■ **Objective**:
Transcribe the material verbatim in full; the pictures do not belong in the copy.

── Entries supplied

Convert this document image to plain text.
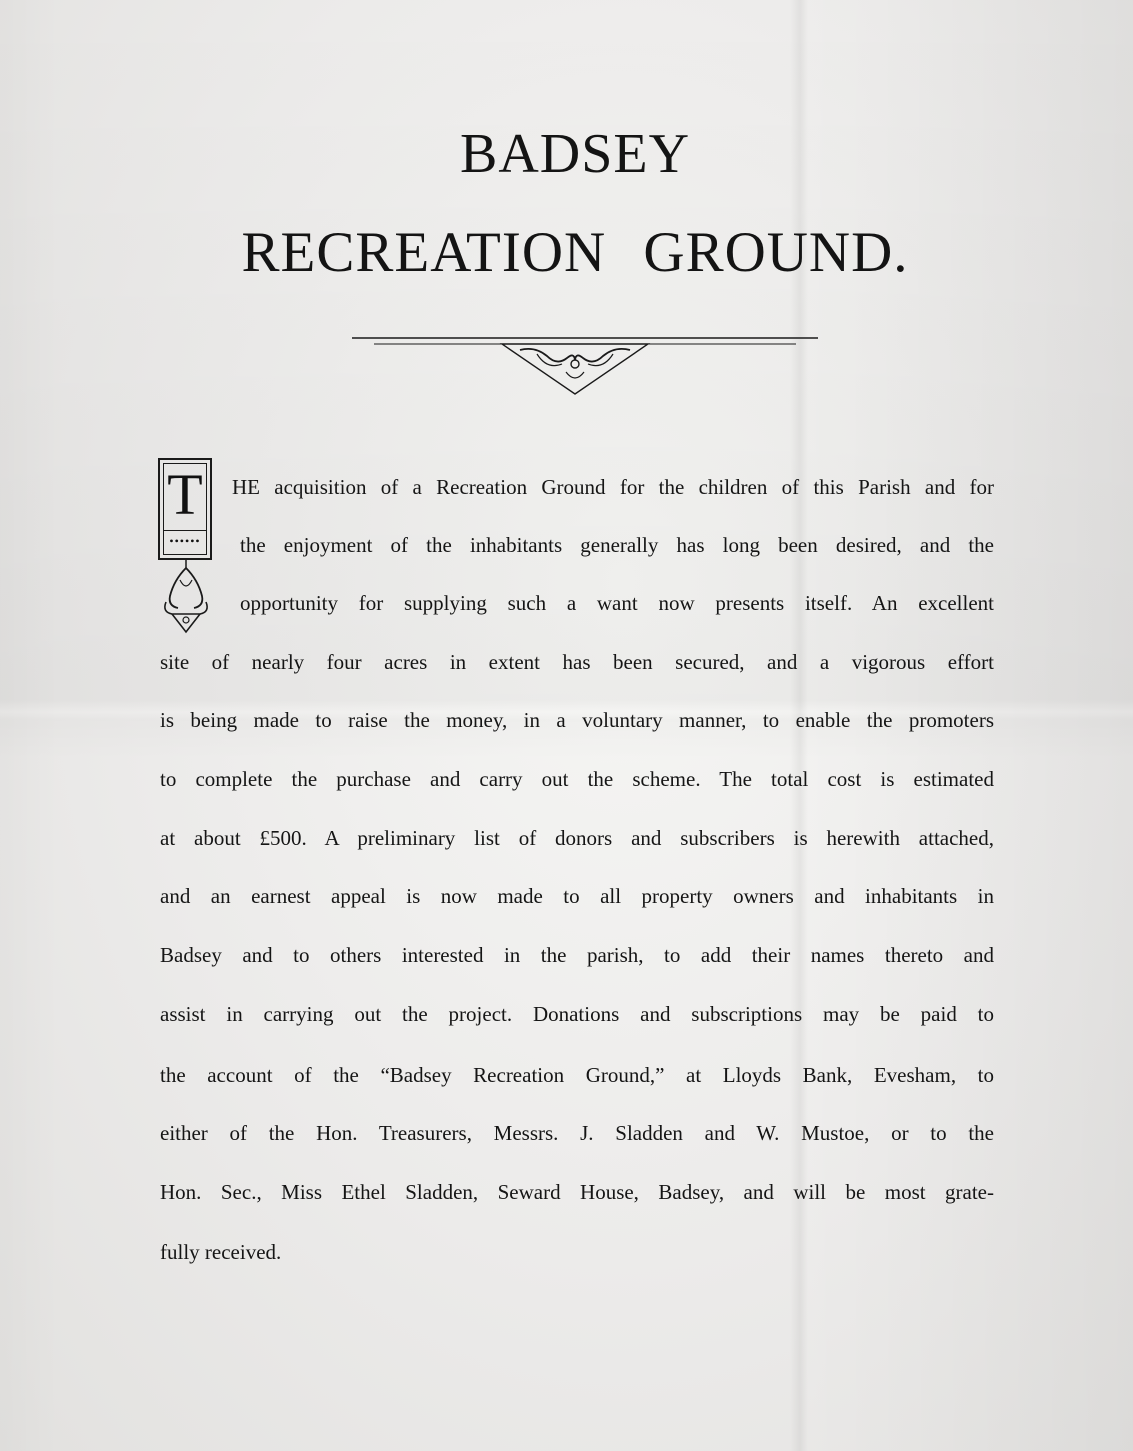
BADSEY
RECREATION GROUND.
T
••••••
HE acquisition of a Recreation Ground for the children of this Parish and for
the enjoyment of the inhabitants generally has long been desired, and the
opportunity for supplying such a want now presents itself. An excellent
site of nearly four acres in extent has been secured, and a vigorous effort
is being made to raise the money, in a voluntary manner, to enable the promoters
to complete the purchase and carry out the scheme. The total cost is estimated
at about £500. A preliminary list of donors and subscribers is herewith attached,
and an earnest appeal is now made to all property owners and inhabitants in
Badsey and to others interested in the parish, to add their names thereto and
assist in carrying out the project. Donations and subscriptions may be paid to
the account of the “Badsey Recreation Ground,” at Lloyds Bank, Evesham, to
either of the Hon. Treasurers, Messrs. J. Sladden and W. Mustoe, or to the
Hon. Sec., Miss Ethel Sladden, Seward House, Badsey, and will be most grate-
fully received.
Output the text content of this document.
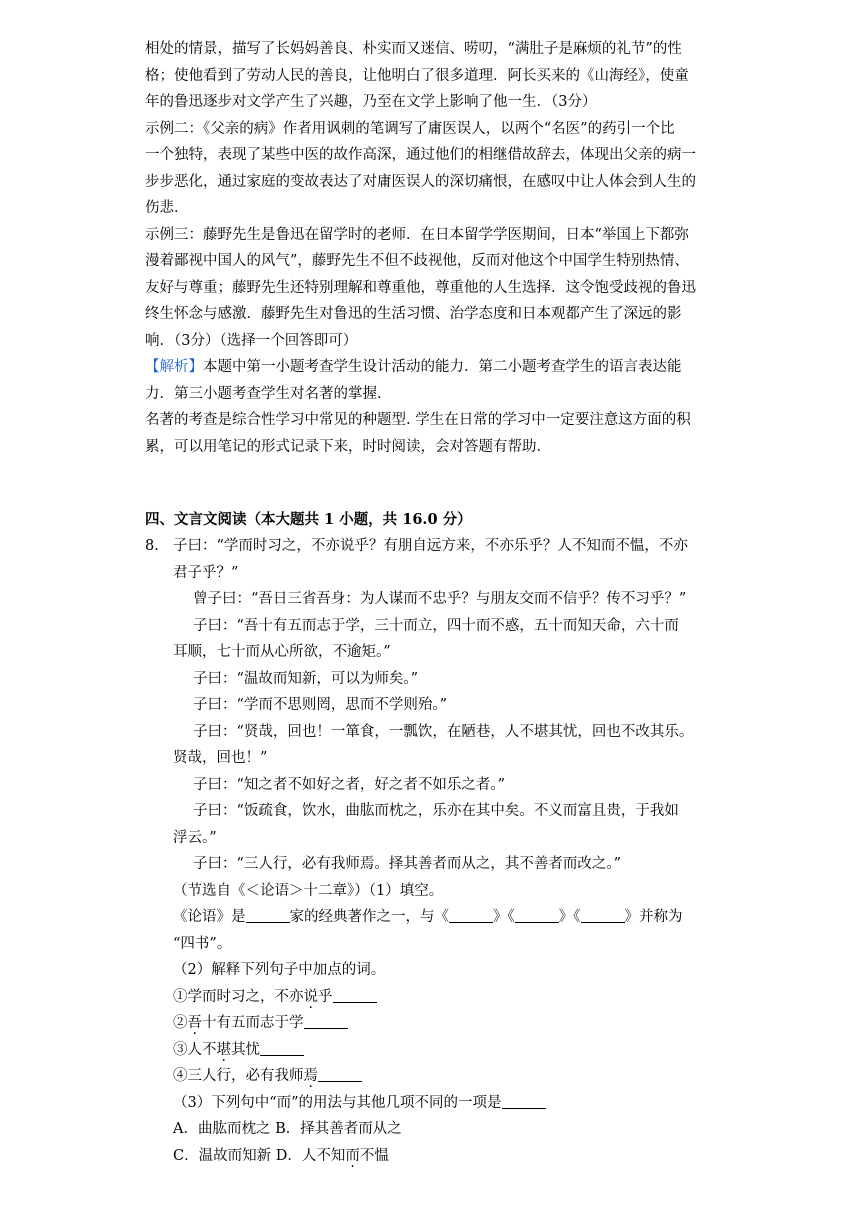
相处的情景，描写了长妈妈善良、朴实而又迷信、唠叨，“满肚子是麻烦的礼节”的性
格；使他看到了劳动人民的善良，让他明白了很多道理．阿长买来的《山海经》，使童
年的鲁迅逐步对文学产生了兴趣，乃至在文学上影响了他一生．（3分）
示例二：《父亲的病》作者用讽刺的笔调写了庸医误人，以两个“名医”的药引一个比
一个独特，表现了某些中医的故作高深，通过他们的相继借故辞去，体现出父亲的病一
步步恶化，通过家庭的变故表达了对庸医误人的深切痛恨，在感叹中让人体会到人生的
伤悲．
示例三：藤野先生是鲁迅在留学时的老师．在日本留学学医期间，日本“举国上下都弥
漫着鄙视中国人的风气”，藤野先生不但不歧视他，反而对他这个中国学生特别热情、
友好与尊重；藤野先生还特别理解和尊重他，尊重他的人生选择．这令饱受歧视的鲁迅
终生怀念与感激．藤野先生对鲁迅的生活习惯、治学态度和日本观都产生了深远的影
响．（3分）（选择一个回答即可）
【解析】本题中第一小题考查学生设计活动的能力．第二小题考查学生的语言表达能
力．第三小题考查学生对名著的掌握．
名著的考查是综合性学习中常见的种题型. 学生在日常的学习中一定要注意这方面的积
累，可以用笔记的形式记录下来，时时阅读，会对答题有帮助．
四、文言文阅读（本大题共 1 小题，共 16.0 分）
8. 子曰：“学而时习之，不亦说乎？有朋自远方来，不亦乐乎？人不知而不愠，不亦
君子乎？”
曾子曰：“吾日三省吾身：为人谋而不忠乎？与朋友交而不信乎？传不习乎？”
子曰：“吾十有五而志于学，三十而立，四十而不惑，五十而知天命，六十而
耳顺，七十而从心所欲，不逾矩。”
子曰：“温故而知新，可以为师矣。”
子曰：“学而不思则罔，思而不学则殆。”
子曰：“贤哉，回也！一箪食，一瓢饮，在陋巷，人不堪其忧，回也不改其乐。
贤哉，回也！”
子曰：“知之者不如好之者，好之者不如乐之者。”
子曰：“饭疏食，饮水，曲肱而枕之，乐亦在其中矣。不义而富且贵，于我如
浮云。”
子曰：“三人行，必有我师焉。择其善者而从之，其不善者而改之。”
（节选自《＜论语＞十二章》）（1）填空。
《论语》是	家的经典著作之一，与《	》《	》《	》并称为
“四书”。
（2）解释下列句子中加点的词。
①学而时习之，不亦说乎
②吾十有五而志于学
③人不堪其忧
④三人行，必有我师焉
（3）下列句中“而”的用法与其他几项不同的一项是
A．曲肱而枕之 B．择其善者而从之
C．温故而知新 D．人不知而不愠
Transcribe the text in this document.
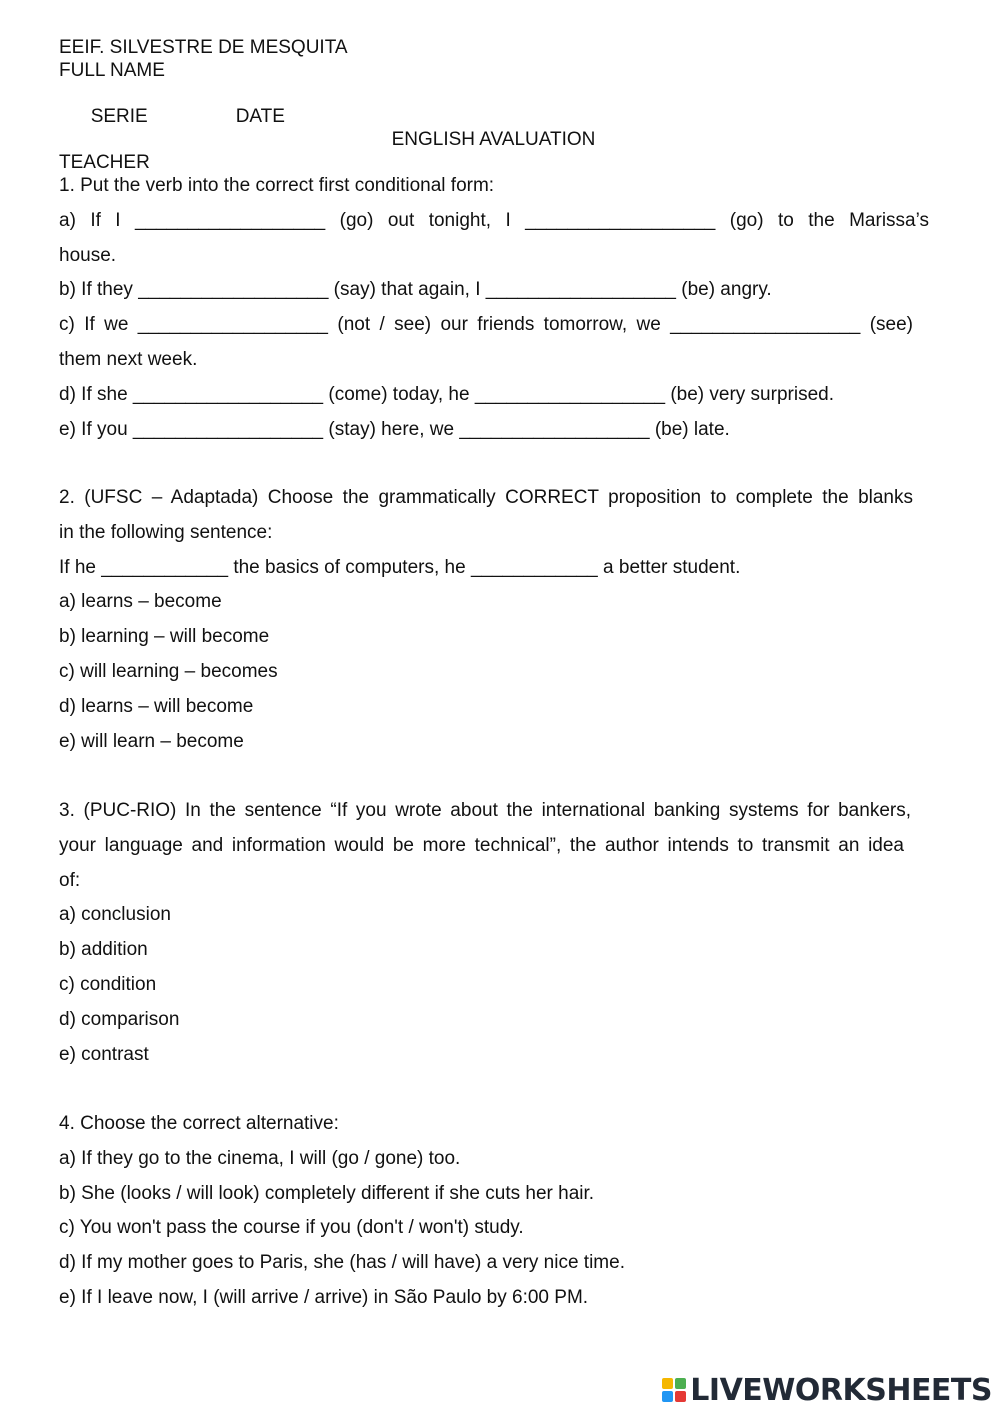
EEIF. SILVESTRE DE MESQUITA
FULL NAME

SERIE	DATE

TEACHER
ENGLISH AVALUATION
1. Put the verb into the correct first conditional form:
a) If I __________________ (go) out tonight, I __________________ (go) to the Marissa’s
house.
b) If they __________________ (say) that again, I __________________ (be) angry.
c) If we __________________ (not / see) our friends tomorrow, we __________________ (see)
them next week.
d) If she __________________ (come) today, he __________________ (be) very surprised.
e) If you __________________ (stay) here, we __________________ (be) late.
2. (UFSC – Adaptada) Choose the grammatically CORRECT proposition to complete the blanks
in the following sentence:
If he ____________ the basics of computers, he ____________ a better student.
a) learns – become
b) learning – will become
c) will learning – becomes
d) learns – will become
e) will learn – become
3. (PUC-RIO) In the sentence “If you wrote about the international banking systems for bankers,
your language and information would be more technical”, the author intends to transmit an idea
of:
a) conclusion
b) addition
c) condition
d) comparison
e) contrast
4. Choose the correct alternative:
a) If they go to the cinema, I will (go / gone) too.
b) She (looks / will look) completely different if she cuts her hair.
c) You won't pass the course if you (don't / won't) study.
d) If my mother goes to Paris, she (has / will have) a very nice time.
e) If I leave now, I (will arrive / arrive) in São Paulo by 6:00 PM.
LIVEWORKSHEETS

────

■ **Solution to the exercise**:
Convert this document image to plain text.
BADSEY
RECREATION GROUND.
T
••••••
HE acquisition of a Recreation Ground for the children of this Parish and for
the enjoyment of the inhabitants generally has long been desired, and the
opportunity for supplying such a want now presents itself. An excellent
site of nearly four acres in extent has been secured, and a vigorous effort
is being made to raise the money, in a voluntary manner, to enable the promoters
to complete the purchase and carry out the scheme. The total cost is estimated
at about £500. A preliminary list of donors and subscribers is herewith attached,
and an earnest appeal is now made to all property owners and inhabitants in
Badsey and to others interested in the parish, to add their names thereto and
assist in carrying out the project. Donations and subscriptions may be paid to
the account of the “Badsey Recreation Ground,” at Lloyds Bank, Evesham, to
either of the Hon. Treasurers, Messrs. J. Sladden and W. Mustoe, or to the
Hon. Sec., Miss Ethel Sladden, Seward House, Badsey, and will be most grate-
fully received.
Output the text content of this document.
相处的情景，描写了长妈妈善良、朴实而又迷信、唠叨，“满肚子是麻烦的礼节”的性
格；使他看到了劳动人民的善良，让他明白了很多道理．阿长买来的《山海经》，使童
年的鲁迅逐步对文学产生了兴趣，乃至在文学上影响了他一生．（3分）
示例二：《父亲的病》作者用讽刺的笔调写了庸医误人，以两个“名医”的药引一个比
一个独特，表现了某些中医的故作高深，通过他们的相继借故辞去，体现出父亲的病一
步步恶化，通过家庭的变故表达了对庸医误人的深切痛恨，在感叹中让人体会到人生的
伤悲．
示例三：藤野先生是鲁迅在留学时的老师．在日本留学学医期间，日本“举国上下都弥
漫着鄙视中国人的风气”，藤野先生不但不歧视他，反而对他这个中国学生特别热情、
友好与尊重；藤野先生还特别理解和尊重他，尊重他的人生选择．这令饱受歧视的鲁迅
终生怀念与感激．藤野先生对鲁迅的生活习惯、治学态度和日本观都产生了深远的影
响．（3分）（选择一个回答即可）
【解析】本题中第一小题考查学生设计活动的能力．第二小题考查学生的语言表达能
力．第三小题考查学生对名著的掌握．
名著的考查是综合性学习中常见的种题型. 学生在日常的学习中一定要注意这方面的积
累，可以用笔记的形式记录下来，时时阅读，会对答题有帮助．
四、文言文阅读（本大题共 1 小题，共 16.0 分）
8. 子曰：“学而时习之，不亦说乎？有朋自远方来，不亦乐乎？人不知而不愠，不亦
君子乎？”
曾子曰：“吾日三省吾身：为人谋而不忠乎？与朋友交而不信乎？传不习乎？”
子曰：“吾十有五而志于学，三十而立，四十而不惑，五十而知天命，六十而
耳顺，七十而从心所欲，不逾矩。”
子曰：“温故而知新，可以为师矣。”
子曰：“学而不思则罔，思而不学则殆。”
子曰：“贤哉，回也！一箪食，一瓢饮，在陋巷，人不堪其忧，回也不改其乐。
贤哉，回也！”
子曰：“知之者不如好之者，好之者不如乐之者。”
子曰：“饭疏食，饮水，曲肱而枕之，乐亦在其中矣。不义而富且贵，于我如
浮云。”
子曰：“三人行，必有我师焉。择其善者而从之，其不善者而改之。”
（节选自《＜论语＞十二章》）（1）填空。
《论语》是	家的经典著作之一，与《	》《	》《	》并称为
“四书”。
（2）解释下列句子中加点的词。
①学而时习之，不亦说乎
②吾十有五而志于学
③人不堪其忧
④三人行，必有我师焉
（3）下列句中“而”的用法与其他几项不同的一项是
A．曲肱而枕之 B．择其善者而从之
C．温故而知新 D．人不知而不愠
Transcribe the text in this document.
EEIF. SILVESTRE DE MESQUITA
FULL NAME

SERIE	DATE

TEACHER
ENGLISH AVALUATION
1. Put the verb into the correct first conditional form:
a) If I __________________ (go) out tonight, I __________________ (go) to the Marissa’s
house.
b) If they __________________ (say) that again, I __________________ (be) angry.
c) If we __________________ (not / see) our friends tomorrow, we __________________ (see)
them next week.
d) If she __________________ (come) today, he __________________ (be) very surprised.
e) If you __________________ (stay) here, we __________________ (be) late.
2. (UFSC – Adaptada) Choose the grammatically CORRECT proposition to complete the blanks
in the following sentence:
If he ____________ the basics of computers, he ____________ a better student.
a) learns – become
b) learning – will become
c) will learning – becomes
d) learns – will become
e) will learn – become
3. (PUC-RIO) In the sentence “If you wrote about the international banking systems for bankers,
your language and information would be more technical”, the author intends to transmit an idea
of:
a) conclusion
b) addition
c) condition
d) comparison
e) contrast
4. Choose the correct alternative:
a) If they go to the cinema, I will (go / gone) too.
b) She (looks / will look) completely different if she cuts her hair.
c) You won't pass the course if you (don't / won't) study.
d) If my mother goes to Paris, she (has / will have) a very nice time.
e) If I leave now, I (will arrive / arrive) in São Paulo by 6:00 PM.
LIVEWORKSHEETS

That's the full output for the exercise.